[Figure content listings]
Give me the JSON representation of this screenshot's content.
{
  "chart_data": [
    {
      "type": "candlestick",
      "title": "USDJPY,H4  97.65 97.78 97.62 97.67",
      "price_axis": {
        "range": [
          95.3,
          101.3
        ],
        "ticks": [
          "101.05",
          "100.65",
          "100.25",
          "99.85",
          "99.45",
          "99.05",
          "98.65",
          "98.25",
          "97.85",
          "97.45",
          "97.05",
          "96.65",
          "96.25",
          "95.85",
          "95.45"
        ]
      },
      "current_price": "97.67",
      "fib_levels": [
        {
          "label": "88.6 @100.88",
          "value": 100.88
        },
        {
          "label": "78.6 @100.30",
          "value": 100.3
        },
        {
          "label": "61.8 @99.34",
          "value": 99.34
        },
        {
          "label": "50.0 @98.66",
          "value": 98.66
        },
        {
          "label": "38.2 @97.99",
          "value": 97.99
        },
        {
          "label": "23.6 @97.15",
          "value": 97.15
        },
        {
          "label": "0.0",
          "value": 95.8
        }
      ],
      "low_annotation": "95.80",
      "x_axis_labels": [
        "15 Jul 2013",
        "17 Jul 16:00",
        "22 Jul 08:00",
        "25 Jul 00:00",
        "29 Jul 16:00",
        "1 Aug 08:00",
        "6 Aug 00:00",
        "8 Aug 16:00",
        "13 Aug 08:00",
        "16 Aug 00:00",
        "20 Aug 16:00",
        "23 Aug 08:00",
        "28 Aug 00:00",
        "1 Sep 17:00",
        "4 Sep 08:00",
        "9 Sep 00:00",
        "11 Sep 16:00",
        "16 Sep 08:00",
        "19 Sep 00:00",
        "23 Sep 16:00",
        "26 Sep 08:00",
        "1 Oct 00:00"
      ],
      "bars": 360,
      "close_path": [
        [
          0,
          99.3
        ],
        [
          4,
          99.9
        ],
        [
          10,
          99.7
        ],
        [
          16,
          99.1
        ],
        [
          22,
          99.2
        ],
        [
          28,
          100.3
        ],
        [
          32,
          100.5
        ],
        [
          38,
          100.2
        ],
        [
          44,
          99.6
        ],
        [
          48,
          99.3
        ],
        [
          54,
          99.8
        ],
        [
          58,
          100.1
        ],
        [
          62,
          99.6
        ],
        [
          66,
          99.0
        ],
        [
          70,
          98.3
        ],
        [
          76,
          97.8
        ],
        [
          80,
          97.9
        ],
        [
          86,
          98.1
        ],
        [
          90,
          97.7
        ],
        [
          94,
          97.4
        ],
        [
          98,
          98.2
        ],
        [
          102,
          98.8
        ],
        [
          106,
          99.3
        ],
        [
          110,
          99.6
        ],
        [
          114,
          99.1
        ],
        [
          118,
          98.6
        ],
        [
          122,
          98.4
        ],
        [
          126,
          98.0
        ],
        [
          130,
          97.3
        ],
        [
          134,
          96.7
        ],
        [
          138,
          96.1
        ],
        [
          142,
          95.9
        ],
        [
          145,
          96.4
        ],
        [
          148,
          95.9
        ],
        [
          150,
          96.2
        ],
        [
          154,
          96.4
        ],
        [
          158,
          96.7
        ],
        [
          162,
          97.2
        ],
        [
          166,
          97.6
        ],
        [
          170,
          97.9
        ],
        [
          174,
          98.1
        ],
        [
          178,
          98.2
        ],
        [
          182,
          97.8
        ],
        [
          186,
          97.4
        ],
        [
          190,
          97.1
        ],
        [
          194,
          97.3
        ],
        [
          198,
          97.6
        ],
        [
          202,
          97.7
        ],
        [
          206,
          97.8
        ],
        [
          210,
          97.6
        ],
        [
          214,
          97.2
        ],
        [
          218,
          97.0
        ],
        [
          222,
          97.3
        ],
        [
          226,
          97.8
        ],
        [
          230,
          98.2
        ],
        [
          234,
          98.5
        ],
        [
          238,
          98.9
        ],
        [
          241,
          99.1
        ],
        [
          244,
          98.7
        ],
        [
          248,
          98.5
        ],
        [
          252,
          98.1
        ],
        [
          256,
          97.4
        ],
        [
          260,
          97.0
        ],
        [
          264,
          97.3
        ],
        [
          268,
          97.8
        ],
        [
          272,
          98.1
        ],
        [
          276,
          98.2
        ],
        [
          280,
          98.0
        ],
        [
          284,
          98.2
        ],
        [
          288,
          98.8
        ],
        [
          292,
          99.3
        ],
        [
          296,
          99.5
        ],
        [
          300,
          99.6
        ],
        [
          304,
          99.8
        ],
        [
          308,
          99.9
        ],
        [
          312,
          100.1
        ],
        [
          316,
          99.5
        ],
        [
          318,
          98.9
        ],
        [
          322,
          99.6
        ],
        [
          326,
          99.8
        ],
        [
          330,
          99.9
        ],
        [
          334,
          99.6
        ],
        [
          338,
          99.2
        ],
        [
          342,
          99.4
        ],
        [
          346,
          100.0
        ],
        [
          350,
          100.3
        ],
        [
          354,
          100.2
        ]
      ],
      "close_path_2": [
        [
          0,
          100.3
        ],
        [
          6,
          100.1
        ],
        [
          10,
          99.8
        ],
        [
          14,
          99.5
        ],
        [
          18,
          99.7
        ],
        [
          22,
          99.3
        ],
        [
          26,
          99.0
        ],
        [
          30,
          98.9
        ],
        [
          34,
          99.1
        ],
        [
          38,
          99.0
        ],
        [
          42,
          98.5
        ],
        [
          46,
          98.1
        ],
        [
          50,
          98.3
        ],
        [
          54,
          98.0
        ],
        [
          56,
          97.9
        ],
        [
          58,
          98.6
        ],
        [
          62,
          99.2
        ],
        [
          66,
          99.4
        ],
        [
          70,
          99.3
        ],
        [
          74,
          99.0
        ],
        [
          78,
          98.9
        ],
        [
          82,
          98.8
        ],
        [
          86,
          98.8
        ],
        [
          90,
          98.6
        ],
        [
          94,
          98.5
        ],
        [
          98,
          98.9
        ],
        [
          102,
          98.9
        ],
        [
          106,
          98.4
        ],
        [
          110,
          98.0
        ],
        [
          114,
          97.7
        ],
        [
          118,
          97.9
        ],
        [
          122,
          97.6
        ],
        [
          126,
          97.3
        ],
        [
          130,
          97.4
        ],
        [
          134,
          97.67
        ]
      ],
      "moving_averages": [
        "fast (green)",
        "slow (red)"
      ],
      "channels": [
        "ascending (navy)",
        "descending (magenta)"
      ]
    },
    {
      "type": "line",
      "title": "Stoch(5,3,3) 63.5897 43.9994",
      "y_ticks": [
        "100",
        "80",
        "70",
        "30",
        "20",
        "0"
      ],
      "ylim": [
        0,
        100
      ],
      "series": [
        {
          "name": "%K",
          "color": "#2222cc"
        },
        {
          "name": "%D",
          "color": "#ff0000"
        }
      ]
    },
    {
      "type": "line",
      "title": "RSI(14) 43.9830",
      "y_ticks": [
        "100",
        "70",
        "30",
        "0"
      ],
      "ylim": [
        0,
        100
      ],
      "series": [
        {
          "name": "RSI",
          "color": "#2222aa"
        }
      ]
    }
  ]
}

▶ **GIVEN INSTRUCTION**
Reproduce the full listing word for word.

▶ **SOLUTION TO THIS PROBLEM**
Give me the JSON representation of this screenshot's content.
{
  "chart_data": [
    {
      "type": "candlestick",
      "title": "USDJPY,H4  97.65 97.78 97.62 97.67",
      "price_axis": {
        "range": [
          95.3,
          101.3
        ],
        "ticks": [
          "101.05",
          "100.65",
          "100.25",
          "99.85",
          "99.45",
          "99.05",
          "98.65",
          "98.25",
          "97.85",
          "97.45",
          "97.05",
          "96.65",
          "96.25",
          "95.85",
          "95.45"
        ]
      },
      "current_price": "97.67",
      "fib_levels": [
        {
          "label": "88.6 @100.88",
          "value": 100.88
        },
        {
          "label": "78.6 @100.30",
          "value": 100.3
        },
        {
          "label": "61.8 @99.34",
          "value": 99.34
        },
        {
          "label": "50.0 @98.66",
          "value": 98.66
        },
        {
          "label": "38.2 @97.99",
          "value": 97.99
        },
        {
          "label": "23.6 @97.15",
          "value": 97.15
        },
        {
          "label": "0.0",
          "value": 95.8
        }
      ],
      "low_annotation": "95.80",
      "x_axis_labels": [
        "15 Jul 2013",
        "17 Jul 16:00",
        "22 Jul 08:00",
        "25 Jul 00:00",
        "29 Jul 16:00",
        "1 Aug 08:00",
        "6 Aug 00:00",
        "8 Aug 16:00",
        "13 Aug 08:00",
        "16 Aug 00:00",
        "20 Aug 16:00",
        "23 Aug 08:00",
        "28 Aug 00:00",
        "1 Sep 17:00",
        "4 Sep 08:00",
        "9 Sep 00:00",
        "11 Sep 16:00",
        "16 Sep 08:00",
        "19 Sep 00:00",
        "23 Sep 16:00",
        "26 Sep 08:00",
        "1 Oct 00:00"
      ],
      "bars": 360,
      "close_path": [
        [
          0,
          99.3
        ],
        [
          4,
          99.9
        ],
        [
          10,
          99.7
        ],
        [
          16,
          99.1
        ],
        [
          22,
          99.2
        ],
        [
          28,
          100.3
        ],
        [
          32,
          100.5
        ],
        [
          38,
          100.2
        ],
        [
          44,
          99.6
        ],
        [
          48,
          99.3
        ],
        [
          54,
          99.8
        ],
        [
          58,
          100.1
        ],
        [
          62,
          99.6
        ],
        [
          66,
          99.0
        ],
        [
          70,
          98.3
        ],
        [
          76,
          97.8
        ],
        [
          80,
          97.9
        ],
        [
          86,
          98.1
        ],
        [
          90,
          97.7
        ],
        [
          94,
          97.4
        ],
        [
          98,
          98.2
        ],
        [
          102,
          98.8
        ],
        [
          106,
          99.3
        ],
        [
          110,
          99.6
        ],
        [
          114,
          99.1
        ],
        [
          118,
          98.6
        ],
        [
          122,
          98.4
        ],
        [
          126,
          98.0
        ],
        [
          130,
          97.3
        ],
        [
          134,
          96.7
        ],
        [
          138,
          96.1
        ],
        [
          142,
          95.9
        ],
        [
          145,
          96.4
        ],
        [
          148,
          95.9
        ],
        [
          150,
          96.2
        ],
        [
          154,
          96.4
        ],
        [
          158,
          96.7
        ],
        [
          162,
          97.2
        ],
        [
          166,
          97.6
        ],
        [
          170,
          97.9
        ],
        [
          174,
          98.1
        ],
        [
          178,
          98.2
        ],
        [
          182,
          97.8
        ],
        [
          186,
          97.4
        ],
        [
          190,
          97.1
        ],
        [
          194,
          97.3
        ],
        [
          198,
          97.6
        ],
        [
          202,
          97.7
        ],
        [
          206,
          97.8
        ],
        [
          210,
          97.6
        ],
        [
          214,
          97.2
        ],
        [
          218,
          97.0
        ],
        [
          222,
          97.3
        ],
        [
          226,
          97.8
        ],
        [
          230,
          98.2
        ],
        [
          234,
          98.5
        ],
        [
          238,
          98.9
        ],
        [
          241,
          99.1
        ],
        [
          244,
          98.7
        ],
        [
          248,
          98.5
        ],
        [
          252,
          98.1
        ],
        [
          256,
          97.4
        ],
        [
          260,
          97.0
        ],
        [
          264,
          97.3
        ],
        [
          268,
          97.8
        ],
        [
          272,
          98.1
        ],
        [
          276,
          98.2
        ],
        [
          280,
          98.0
        ],
        [
          284,
          98.2
        ],
        [
          288,
          98.8
        ],
        [
          292,
          99.3
        ],
        [
          296,
          99.5
        ],
        [
          300,
          99.6
        ],
        [
          304,
          99.8
        ],
        [
          308,
          99.9
        ],
        [
          312,
          100.1
        ],
        [
          316,
          99.5
        ],
        [
          318,
          98.9
        ],
        [
          322,
          99.6
        ],
        [
          326,
          99.8
        ],
        [
          330,
          99.9
        ],
        [
          334,
          99.6
        ],
        [
          338,
          99.2
        ],
        [
          342,
          99.4
        ],
        [
          346,
          100.0
        ],
        [
          350,
          100.3
        ],
        [
          354,
          100.2
        ]
      ],
      "close_path_2": [
        [
          0,
          100.3
        ],
        [
          6,
          100.1
        ],
        [
          10,
          99.8
        ],
        [
          14,
          99.5
        ],
        [
          18,
          99.7
        ],
        [
          22,
          99.3
        ],
        [
          26,
          99.0
        ],
        [
          30,
          98.9
        ],
        [
          34,
          99.1
        ],
        [
          38,
          99.0
        ],
        [
          42,
          98.5
        ],
        [
          46,
          98.1
        ],
        [
          50,
          98.3
        ],
        [
          54,
          98.0
        ],
        [
          56,
          97.9
        ],
        [
          58,
          98.6
        ],
        [
          62,
          99.2
        ],
        [
          66,
          99.4
        ],
        [
          70,
          99.3
        ],
        [
          74,
          99.0
        ],
        [
          78,
          98.9
        ],
        [
          82,
          98.8
        ],
        [
          86,
          98.8
        ],
        [
          90,
          98.6
        ],
        [
          94,
          98.5
        ],
        [
          98,
          98.9
        ],
        [
          102,
          98.9
        ],
        [
          106,
          98.4
        ],
        [
          110,
          98.0
        ],
        [
          114,
          97.7
        ],
        [
          118,
          97.9
        ],
        [
          122,
          97.6
        ],
        [
          126,
          97.3
        ],
        [
          130,
          97.4
        ],
        [
          134,
          97.67
        ]
      ],
      "moving_averages": [
        "fast (green)",
        "slow (red)"
      ],
      "channels": [
        "ascending (navy)",
        "descending (magenta)"
      ]
    },
    {
      "type": "line",
      "title": "Stoch(5,3,3) 63.5897 43.9994",
      "y_ticks": [
        "100",
        "80",
        "70",
        "30",
        "20",
        "0"
      ],
      "ylim": [
        0,
        100
      ],
      "series": [
        {
          "name": "%K",
          "color": "#2222cc"
        },
        {
          "name": "%D",
          "color": "#ff0000"
        }
      ]
    },
    {
      "type": "line",
      "title": "RSI(14) 43.9830",
      "y_ticks": [
        "100",
        "70",
        "30",
        "0"
      ],
      "ylim": [
        0,
        100
      ],
      "series": [
        {
          "name": "RSI",
          "color": "#2222aa"
        }
      ]
    }
  ]
}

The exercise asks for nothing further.